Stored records
--

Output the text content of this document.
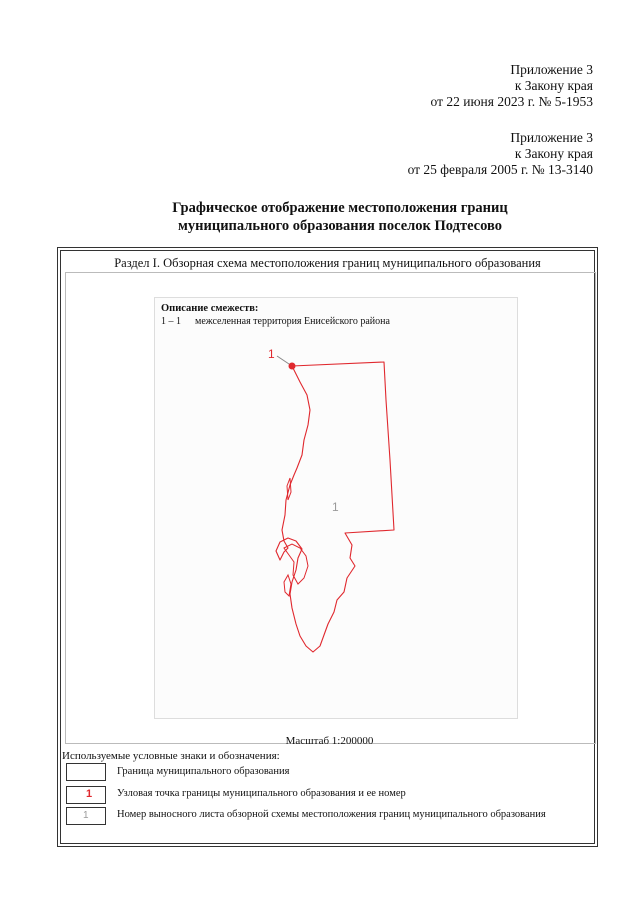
Приложение 3
к Закону края
от 22 июня 2023 г. № 5-1953
Приложение 3
к Закону края
от 25 февраля 2005 г. № 13-3140
Графическое отображение местоположения границ
муниципального образования поселок Подтесово
Раздел I. Обзорная схема местоположения границ муниципального образования
Описание смежеств:
1 – 1 межселенная территория Енисейского района
1
1
Масштаб 1:200000
Используемые условные знаки и обозначения:
Граница муниципального образования
1 Узловая точка границы муниципального образования и ее номер
1	Номер выносного листа обзорной схемы местоположения границ муниципального образования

--

From the listing above, pick out each line where the word "образования" appears.

муниципального образования поселок Подтесово
Раздел I. Обзорная схема местоположения границ муниципального образования
Граница муниципального образования
1 Узловая точка границы муниципального образования и ее номер
1	Номер выносного листа обзорной схемы местоположения границ муниципального образования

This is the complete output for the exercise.